(Collected data)
## BEGIN

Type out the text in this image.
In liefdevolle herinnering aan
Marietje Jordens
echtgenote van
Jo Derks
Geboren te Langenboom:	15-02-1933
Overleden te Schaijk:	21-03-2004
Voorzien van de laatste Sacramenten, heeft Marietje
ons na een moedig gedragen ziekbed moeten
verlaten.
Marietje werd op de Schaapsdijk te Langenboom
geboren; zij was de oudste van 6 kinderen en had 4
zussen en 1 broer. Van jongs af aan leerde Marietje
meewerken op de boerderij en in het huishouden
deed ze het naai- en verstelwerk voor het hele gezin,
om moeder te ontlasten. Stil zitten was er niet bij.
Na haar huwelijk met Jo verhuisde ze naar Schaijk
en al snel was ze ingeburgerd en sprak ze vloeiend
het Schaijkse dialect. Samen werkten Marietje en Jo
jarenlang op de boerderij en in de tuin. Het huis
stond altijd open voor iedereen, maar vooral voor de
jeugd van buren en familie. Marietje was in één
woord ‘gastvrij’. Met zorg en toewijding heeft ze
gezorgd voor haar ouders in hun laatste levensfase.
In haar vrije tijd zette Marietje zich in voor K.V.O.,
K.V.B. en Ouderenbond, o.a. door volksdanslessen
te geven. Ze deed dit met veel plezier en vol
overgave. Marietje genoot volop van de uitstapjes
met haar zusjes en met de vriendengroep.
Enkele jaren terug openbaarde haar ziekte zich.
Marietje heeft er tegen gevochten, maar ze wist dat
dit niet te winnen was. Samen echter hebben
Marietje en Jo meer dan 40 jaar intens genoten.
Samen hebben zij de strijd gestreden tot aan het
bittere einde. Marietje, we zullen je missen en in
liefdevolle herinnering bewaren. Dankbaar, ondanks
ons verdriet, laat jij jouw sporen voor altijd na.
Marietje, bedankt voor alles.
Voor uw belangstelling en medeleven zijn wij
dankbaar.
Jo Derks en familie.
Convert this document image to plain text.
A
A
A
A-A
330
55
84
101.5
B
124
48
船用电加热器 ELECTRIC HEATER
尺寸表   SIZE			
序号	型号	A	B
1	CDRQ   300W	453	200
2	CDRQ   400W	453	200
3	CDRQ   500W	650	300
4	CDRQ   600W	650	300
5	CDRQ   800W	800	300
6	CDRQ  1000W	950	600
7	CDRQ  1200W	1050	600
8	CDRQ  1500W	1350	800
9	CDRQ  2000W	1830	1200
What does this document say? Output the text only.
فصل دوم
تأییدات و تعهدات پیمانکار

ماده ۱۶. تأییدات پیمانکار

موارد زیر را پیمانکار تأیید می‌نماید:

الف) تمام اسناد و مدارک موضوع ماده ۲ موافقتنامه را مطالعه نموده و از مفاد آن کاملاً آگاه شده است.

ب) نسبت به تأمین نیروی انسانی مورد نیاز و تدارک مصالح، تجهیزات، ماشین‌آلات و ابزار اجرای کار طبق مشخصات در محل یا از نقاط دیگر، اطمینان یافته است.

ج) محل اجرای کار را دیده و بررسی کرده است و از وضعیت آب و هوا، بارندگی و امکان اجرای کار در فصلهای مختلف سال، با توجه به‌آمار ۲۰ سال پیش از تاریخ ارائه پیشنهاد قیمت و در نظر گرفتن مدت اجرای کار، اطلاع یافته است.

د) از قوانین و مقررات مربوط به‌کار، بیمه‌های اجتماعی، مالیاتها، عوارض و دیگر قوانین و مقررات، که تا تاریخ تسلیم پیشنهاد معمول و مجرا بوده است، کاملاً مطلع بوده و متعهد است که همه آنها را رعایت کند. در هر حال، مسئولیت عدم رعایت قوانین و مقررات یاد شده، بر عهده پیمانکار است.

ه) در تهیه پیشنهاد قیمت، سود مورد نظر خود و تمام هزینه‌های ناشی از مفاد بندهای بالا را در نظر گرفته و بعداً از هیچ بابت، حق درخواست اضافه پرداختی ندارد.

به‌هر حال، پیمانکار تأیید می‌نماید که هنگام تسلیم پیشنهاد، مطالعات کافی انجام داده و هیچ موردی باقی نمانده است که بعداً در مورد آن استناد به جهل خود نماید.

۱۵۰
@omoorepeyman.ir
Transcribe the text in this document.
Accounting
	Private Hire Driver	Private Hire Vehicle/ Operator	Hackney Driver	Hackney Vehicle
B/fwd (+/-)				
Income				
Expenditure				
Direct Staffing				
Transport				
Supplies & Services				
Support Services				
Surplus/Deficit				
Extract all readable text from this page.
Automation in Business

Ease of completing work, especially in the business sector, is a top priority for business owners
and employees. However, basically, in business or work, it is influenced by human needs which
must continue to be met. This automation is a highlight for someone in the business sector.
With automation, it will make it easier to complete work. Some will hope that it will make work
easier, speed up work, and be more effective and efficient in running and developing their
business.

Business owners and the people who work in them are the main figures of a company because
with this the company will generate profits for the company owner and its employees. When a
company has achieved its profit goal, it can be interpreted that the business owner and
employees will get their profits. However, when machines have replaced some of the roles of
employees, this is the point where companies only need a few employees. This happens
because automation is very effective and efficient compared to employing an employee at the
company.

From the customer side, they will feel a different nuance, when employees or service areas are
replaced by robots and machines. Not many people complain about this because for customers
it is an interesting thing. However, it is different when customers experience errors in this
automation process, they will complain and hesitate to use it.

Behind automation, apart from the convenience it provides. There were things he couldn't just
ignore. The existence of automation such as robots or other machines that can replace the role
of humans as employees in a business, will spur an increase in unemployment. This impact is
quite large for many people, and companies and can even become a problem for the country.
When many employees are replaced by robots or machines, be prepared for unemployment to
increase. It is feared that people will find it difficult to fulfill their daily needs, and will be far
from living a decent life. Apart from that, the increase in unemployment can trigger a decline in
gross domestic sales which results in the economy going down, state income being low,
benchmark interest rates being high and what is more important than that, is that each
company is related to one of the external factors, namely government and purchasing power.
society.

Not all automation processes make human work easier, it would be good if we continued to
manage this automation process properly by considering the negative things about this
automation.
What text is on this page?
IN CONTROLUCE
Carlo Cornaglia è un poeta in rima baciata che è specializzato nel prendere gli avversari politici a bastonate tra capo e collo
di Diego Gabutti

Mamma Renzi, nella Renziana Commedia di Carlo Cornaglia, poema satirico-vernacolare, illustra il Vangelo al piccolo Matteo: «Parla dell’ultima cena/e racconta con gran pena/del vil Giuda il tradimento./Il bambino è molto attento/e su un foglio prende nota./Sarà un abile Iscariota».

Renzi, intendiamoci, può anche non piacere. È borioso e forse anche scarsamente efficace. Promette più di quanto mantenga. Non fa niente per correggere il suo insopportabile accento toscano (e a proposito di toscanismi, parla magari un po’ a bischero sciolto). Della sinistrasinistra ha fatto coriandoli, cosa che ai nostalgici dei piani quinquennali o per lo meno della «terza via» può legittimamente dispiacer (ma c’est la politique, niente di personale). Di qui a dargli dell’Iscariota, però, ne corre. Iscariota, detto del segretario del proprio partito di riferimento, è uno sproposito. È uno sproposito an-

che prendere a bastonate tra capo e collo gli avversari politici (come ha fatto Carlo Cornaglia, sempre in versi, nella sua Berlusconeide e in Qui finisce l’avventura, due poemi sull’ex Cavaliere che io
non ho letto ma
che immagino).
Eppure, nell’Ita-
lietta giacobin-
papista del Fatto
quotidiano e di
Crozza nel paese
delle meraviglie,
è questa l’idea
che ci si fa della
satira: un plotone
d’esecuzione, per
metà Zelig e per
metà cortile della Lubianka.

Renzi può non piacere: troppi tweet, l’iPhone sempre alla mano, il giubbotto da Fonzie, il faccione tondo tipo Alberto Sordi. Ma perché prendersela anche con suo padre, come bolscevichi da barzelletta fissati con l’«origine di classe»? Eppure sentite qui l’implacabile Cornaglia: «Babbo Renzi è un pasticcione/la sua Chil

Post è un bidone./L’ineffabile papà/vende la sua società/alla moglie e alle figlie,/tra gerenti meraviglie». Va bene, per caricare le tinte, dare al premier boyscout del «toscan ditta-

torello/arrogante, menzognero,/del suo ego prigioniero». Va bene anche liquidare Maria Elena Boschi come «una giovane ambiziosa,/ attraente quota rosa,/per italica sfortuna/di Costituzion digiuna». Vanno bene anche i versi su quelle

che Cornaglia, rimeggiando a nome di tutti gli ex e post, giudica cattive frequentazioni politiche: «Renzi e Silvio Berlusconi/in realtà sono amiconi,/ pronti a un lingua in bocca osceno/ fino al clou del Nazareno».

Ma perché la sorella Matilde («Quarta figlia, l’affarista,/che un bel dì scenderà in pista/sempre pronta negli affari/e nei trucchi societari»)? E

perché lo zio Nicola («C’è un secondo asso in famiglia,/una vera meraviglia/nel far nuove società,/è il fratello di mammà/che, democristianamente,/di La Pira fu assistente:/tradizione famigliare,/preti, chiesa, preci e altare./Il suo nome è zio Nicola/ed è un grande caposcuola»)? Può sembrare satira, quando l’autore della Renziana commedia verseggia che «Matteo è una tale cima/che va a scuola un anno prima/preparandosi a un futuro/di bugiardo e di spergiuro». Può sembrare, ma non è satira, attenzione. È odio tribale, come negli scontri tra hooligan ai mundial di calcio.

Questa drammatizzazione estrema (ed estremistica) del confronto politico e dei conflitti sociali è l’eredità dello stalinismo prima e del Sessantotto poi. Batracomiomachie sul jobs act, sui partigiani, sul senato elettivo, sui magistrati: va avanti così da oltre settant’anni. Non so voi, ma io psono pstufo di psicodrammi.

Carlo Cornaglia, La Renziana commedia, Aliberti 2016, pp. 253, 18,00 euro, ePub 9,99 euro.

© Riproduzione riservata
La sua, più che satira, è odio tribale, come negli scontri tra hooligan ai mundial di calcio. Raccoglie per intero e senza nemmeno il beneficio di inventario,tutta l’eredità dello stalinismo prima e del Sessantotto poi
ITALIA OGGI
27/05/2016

## END

Count every line of the records that holds "boerderij". State the number, nothing else.

2